● **THE EXERCISE**
List, from the lines below, each one with "whislo" in it.
····················
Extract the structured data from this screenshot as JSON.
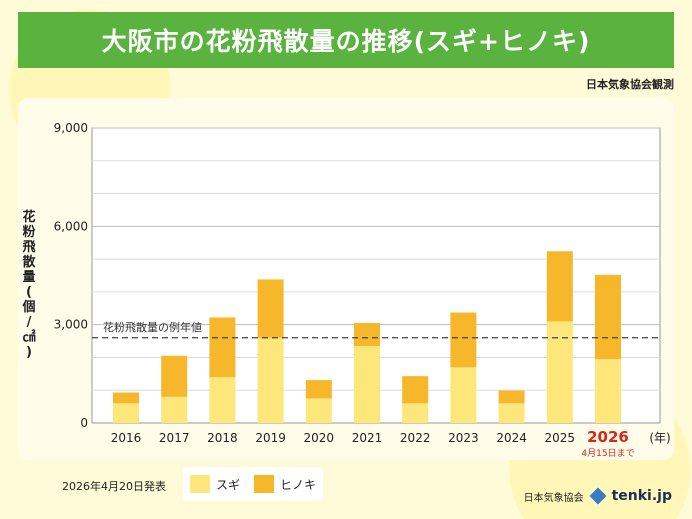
{
  "title": "大阪市の花粉飛散量の推移(スギ+ヒノキ)",
  "source": "日本気象協会観測",
  "release_date": "2026年4月20日発表",
  "credit_org": "日本気象協会",
  "credit_brand": "tenki.jp",
  "colors": {
    "sugi": "#fde67a",
    "hinoki": "#f7b72a",
    "header": "#5bb33f"
  },
  "chart_data": {
    "type": "bar",
    "stacked": true,
    "categories": [
      "2016",
      "2017",
      "2018",
      "2019",
      "2020",
      "2021",
      "2022",
      "2023",
      "2024",
      "2025",
      "2026"
    ],
    "series": [
      {
        "name": "スギ",
        "values": [
          600,
          800,
          1400,
          2600,
          750,
          2350,
          600,
          1700,
          600,
          3100,
          1950
        ]
      },
      {
        "name": "ヒノキ",
        "values": [
          330,
          1250,
          1820,
          1780,
          560,
          700,
          830,
          1670,
          390,
          2140,
          2570
        ]
      }
    ],
    "ylim": [
      0,
      9000
    ],
    "yticks": [
      0,
      3000,
      6000,
      9000
    ],
    "ytick_labels": [
      "0",
      "3,000",
      "6,000",
      "9,000"
    ],
    "ylabel": "花粉飛散量(個/㎠)",
    "xunit": "(年)",
    "normal_value": 2600,
    "normal_label": "花粉飛散量の例年値",
    "highlight_category": "2026",
    "highlight_note": "4月15日まで",
    "legend": [
      "スギ",
      "ヒノキ"
    ]
  }
}
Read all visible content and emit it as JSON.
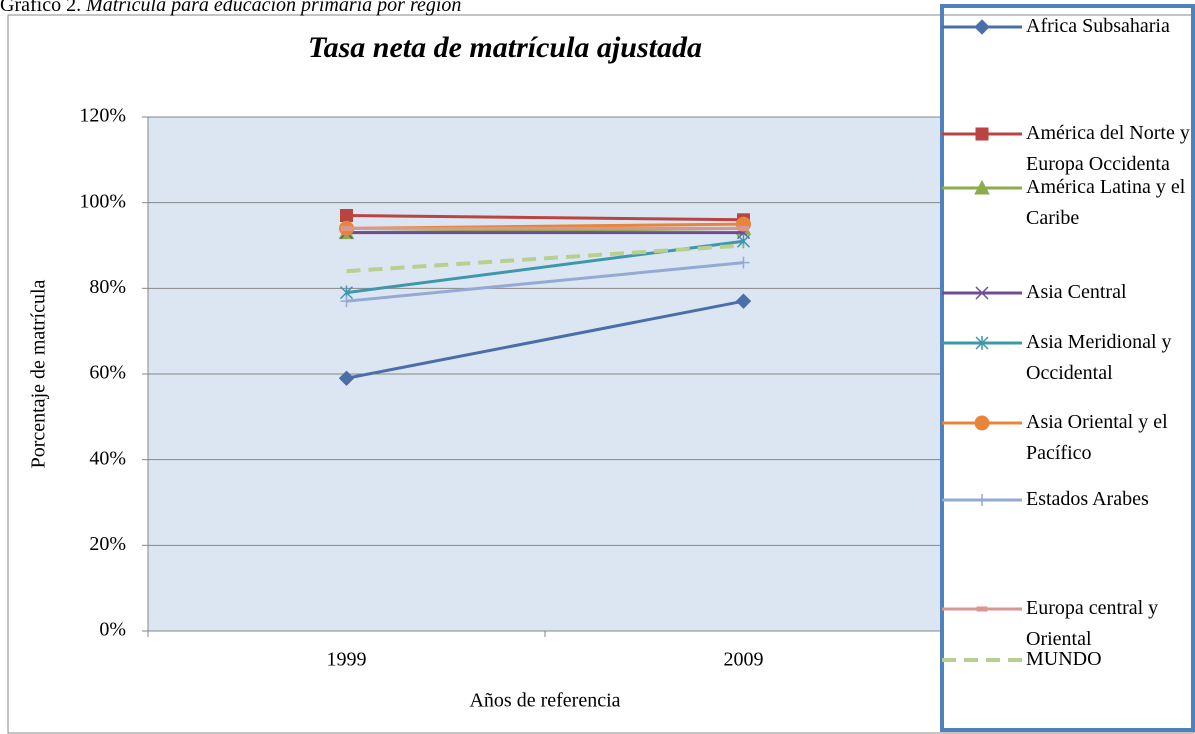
{
  "caption": {
    "label": "Gráfico 2.",
    "text": "Matrícula para educación primaria por región"
  },
  "chart_data": {
    "type": "line",
    "title": "Tasa neta de matrícula ajustada",
    "x_label": "Años de referencia",
    "y_label": "Porcentaje de matrícula",
    "categories": [
      "1999",
      "2009"
    ],
    "ylim": [
      0,
      120
    ],
    "yticks": [
      {
        "value": 0,
        "label": "0%"
      },
      {
        "value": 20,
        "label": "20%"
      },
      {
        "value": 40,
        "label": "40%"
      },
      {
        "value": 60,
        "label": "60%"
      },
      {
        "value": 80,
        "label": "80%"
      },
      {
        "value": 100,
        "label": "100%"
      },
      {
        "value": 120,
        "label": "120%"
      }
    ],
    "grid": true,
    "legend": "right",
    "series": [
      {
        "name": "Africa Subsaharia",
        "color": "#4a6fa8",
        "marker": "diamond",
        "values": [
          59,
          77
        ]
      },
      {
        "name": "América del Norte y Europa Occidenta",
        "color": "#b94440",
        "marker": "square",
        "values": [
          97,
          96
        ]
      },
      {
        "name": "América Latina y el Caribe",
        "color": "#8bae4a",
        "marker": "triangle",
        "values": [
          93,
          94
        ]
      },
      {
        "name": "Asia Central",
        "color": "#6e4d96",
        "marker": "x",
        "values": [
          93,
          93
        ]
      },
      {
        "name": "Asia Meridional y Occidental",
        "color": "#3e97ad",
        "marker": "star",
        "values": [
          79,
          91
        ]
      },
      {
        "name": "Asia Oriental y el Pacífico",
        "color": "#e8853a",
        "marker": "circle",
        "values": [
          94,
          95
        ]
      },
      {
        "name": "Estados Arabes",
        "color": "#94a9d3",
        "marker": "plus",
        "values": [
          77,
          86
        ]
      },
      {
        "name": "Europa central y Oriental",
        "color": "#d99694",
        "marker": "dash",
        "values": [
          94,
          94
        ]
      },
      {
        "name": "MUNDO",
        "color": "#b7d08f",
        "marker": "none",
        "dash": true,
        "values": [
          84,
          90
        ]
      }
    ]
  }
}
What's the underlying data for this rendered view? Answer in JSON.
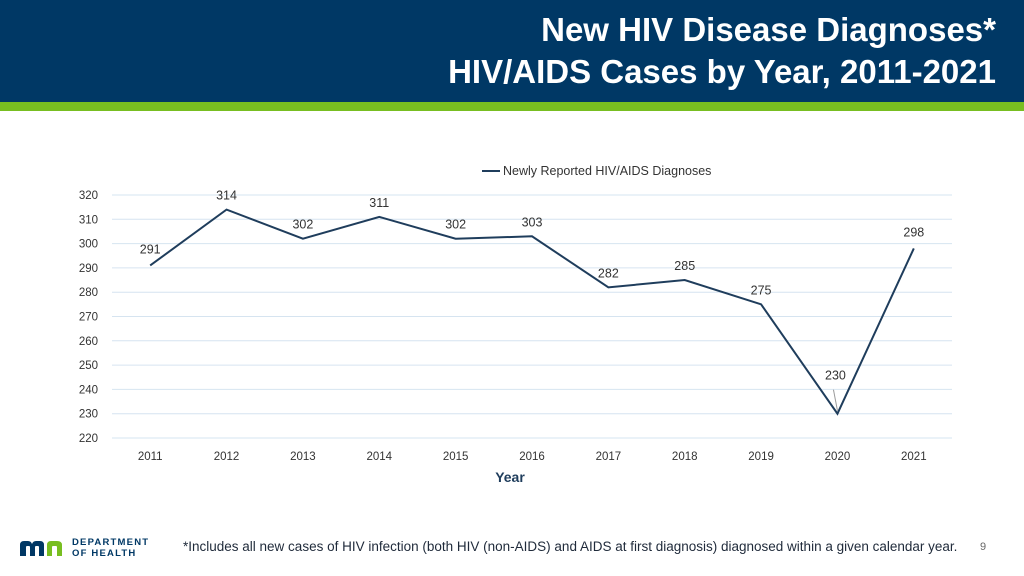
{
  "header": {
    "title_line1": "New HIV Disease Diagnoses*",
    "title_line2": "HIV/AIDS Cases by Year, 2011-2021"
  },
  "colors": {
    "navy": "#003865",
    "green": "#78be21",
    "line": "#1f3d5c",
    "grid": "#d6e4f0"
  },
  "chart_data": {
    "type": "line",
    "title": "",
    "xlabel": "Year",
    "ylabel": "",
    "ylim": [
      220,
      320
    ],
    "yticks": [
      220,
      230,
      240,
      250,
      260,
      270,
      280,
      290,
      300,
      310,
      320
    ],
    "legend": "top-center",
    "grid": true,
    "categories": [
      "2011",
      "2012",
      "2013",
      "2014",
      "2015",
      "2016",
      "2017",
      "2018",
      "2019",
      "2020",
      "2021"
    ],
    "series": [
      {
        "name": "Newly Reported HIV/AIDS Diagnoses",
        "values": [
          291,
          314,
          302,
          311,
          302,
          303,
          282,
          285,
          275,
          230,
          298
        ]
      }
    ]
  },
  "footer": {
    "footnote": "*Includes all new cases of HIV infection (both HIV (non-AIDS) and AIDS at first diagnosis) diagnosed within a given calendar year.",
    "page_number": "9",
    "logo_line1": "DEPARTMENT",
    "logo_line2": "OF HEALTH"
  }
}
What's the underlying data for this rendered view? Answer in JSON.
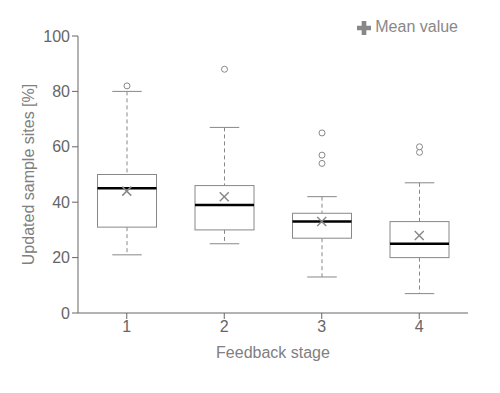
{
  "chart_data": {
    "type": "box",
    "xlabel": "Feedback stage",
    "ylabel": "Updated sample sites [%]",
    "categories": [
      "1",
      "2",
      "3",
      "4"
    ],
    "boxes": [
      {
        "whislo": 21,
        "q1": 31,
        "med": 45,
        "q3": 50,
        "whishi": 80,
        "fliers": [
          82
        ]
      },
      {
        "whislo": 25,
        "q1": 30,
        "med": 39,
        "q3": 46,
        "whishi": 67,
        "fliers": [
          88
        ]
      },
      {
        "whislo": 13,
        "q1": 27,
        "med": 33,
        "q3": 36,
        "whishi": 42,
        "fliers": [
          54,
          57,
          65
        ]
      },
      {
        "whislo": 7,
        "q1": 20,
        "med": 25,
        "q3": 33,
        "whishi": 47,
        "fliers": [
          58,
          60
        ]
      }
    ],
    "color": "#888888",
    "series": [
      {
        "name": "Mean value",
        "color": "#888888",
        "marker": "x",
        "values": [
          44,
          42,
          33,
          28
        ]
      }
    ],
    "ylim": [
      0,
      100
    ],
    "yticks": [
      0,
      20,
      40,
      60,
      80,
      100
    ],
    "grid": false,
    "legend": "upper right"
  }
}
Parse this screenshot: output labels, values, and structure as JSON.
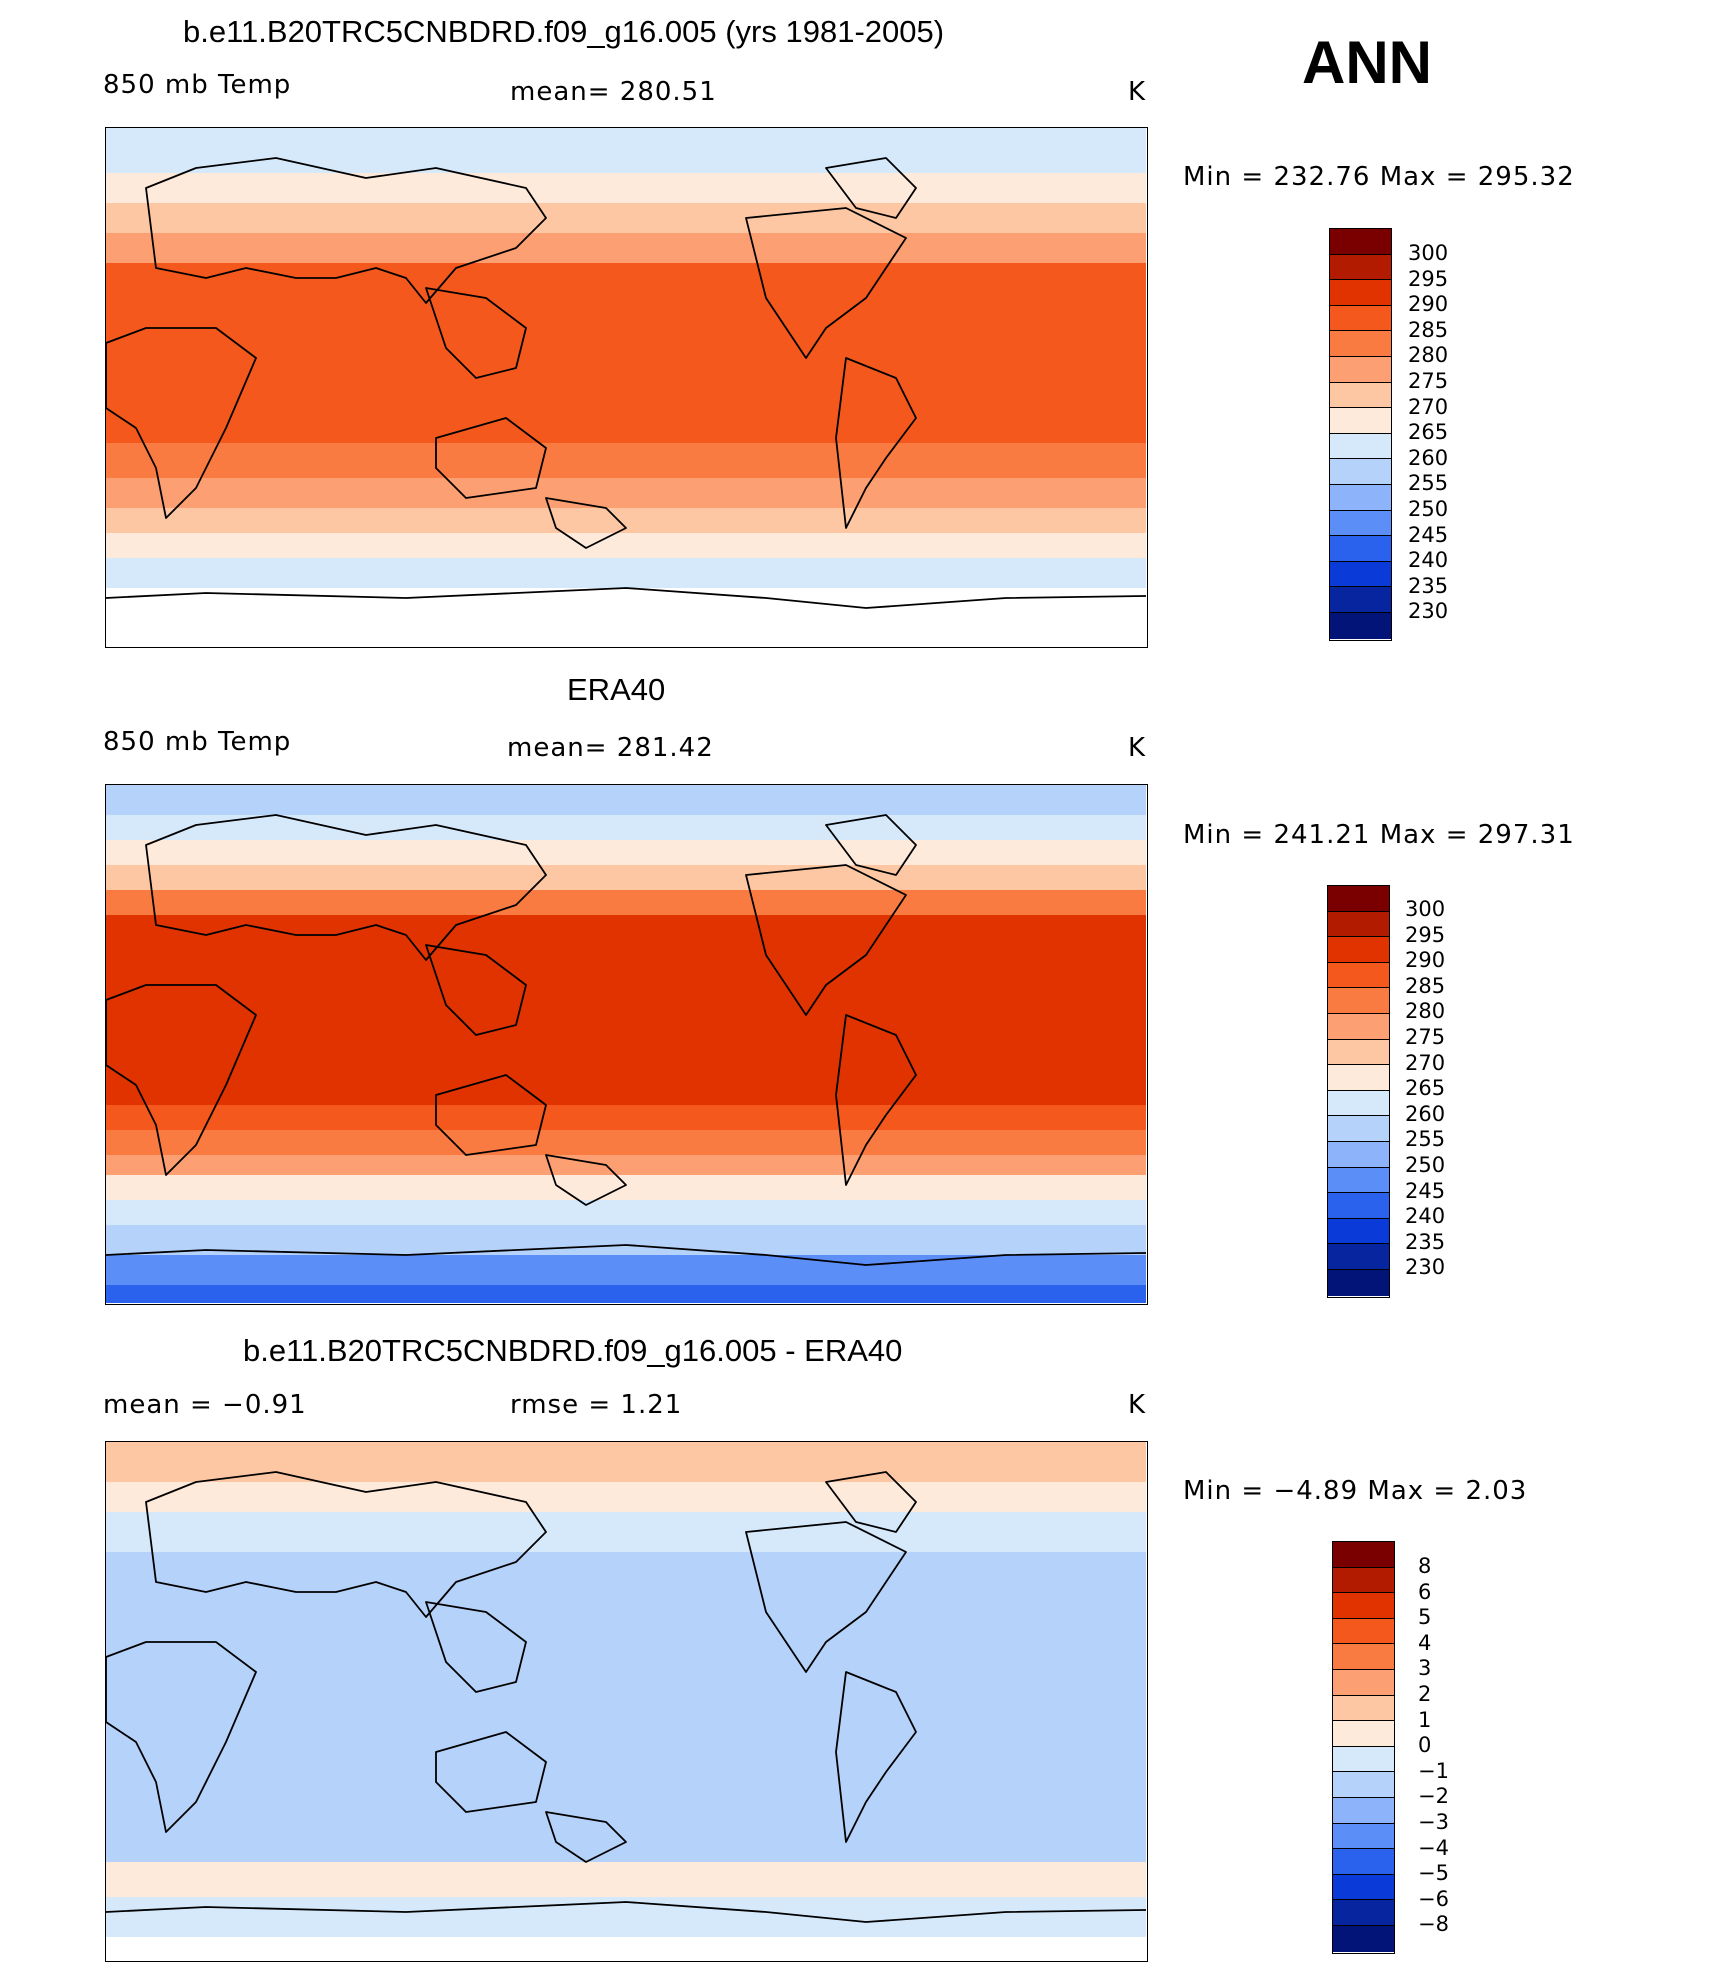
{
  "season": "ANN",
  "panels": [
    {
      "title": "b.e11.B20TRC5CNBDRD.f09_g16.005 (yrs 1981-2005)",
      "left_label": "850 mb Temp",
      "center_label": "mean=  280.51",
      "units": "K",
      "minmax": "Min  =  232.76  Max  =  295.32",
      "colorbar_ticks": [
        "300",
        "295",
        "290",
        "285",
        "280",
        "275",
        "270",
        "265",
        "260",
        "255",
        "250",
        "245",
        "240",
        "235",
        "230"
      ],
      "palette": "abs"
    },
    {
      "title": "ERA40",
      "left_label": "850 mb Temp",
      "center_label": "mean=  281.42",
      "units": "K",
      "minmax": "Min  =  241.21  Max  =  297.31",
      "colorbar_ticks": [
        "300",
        "295",
        "290",
        "285",
        "280",
        "275",
        "270",
        "265",
        "260",
        "255",
        "250",
        "245",
        "240",
        "235",
        "230"
      ],
      "palette": "abs"
    },
    {
      "title": "b.e11.B20TRC5CNBDRD.f09_g16.005 - ERA40",
      "left_label": "mean  =     −0.91",
      "center_label": "rmse  =      1.21",
      "units": "K",
      "minmax": "Min  =     −4.89  Max  =      2.03",
      "colorbar_ticks": [
        "8",
        "6",
        "5",
        "4",
        "3",
        "2",
        "1",
        "0",
        "−1",
        "−2",
        "−3",
        "−4",
        "−5",
        "−6",
        "−8"
      ],
      "palette": "diff"
    }
  ],
  "colors": {
    "scale": [
      "#7a0000",
      "#b31b00",
      "#e03300",
      "#f4581c",
      "#fa7b42",
      "#fc9f72",
      "#fdc7a3",
      "#feeadb",
      "#d6e9fb",
      "#b5d2fb",
      "#8db4fa",
      "#5b8ef7",
      "#2a62ee",
      "#0a3bd8",
      "#07259e",
      "#031478"
    ]
  }
}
····················
● **ANSWER TO THIS PROBLEM**
        "whislo": 21,
        "whislo": 25,
        "whislo": 13,
        "whislo": 7,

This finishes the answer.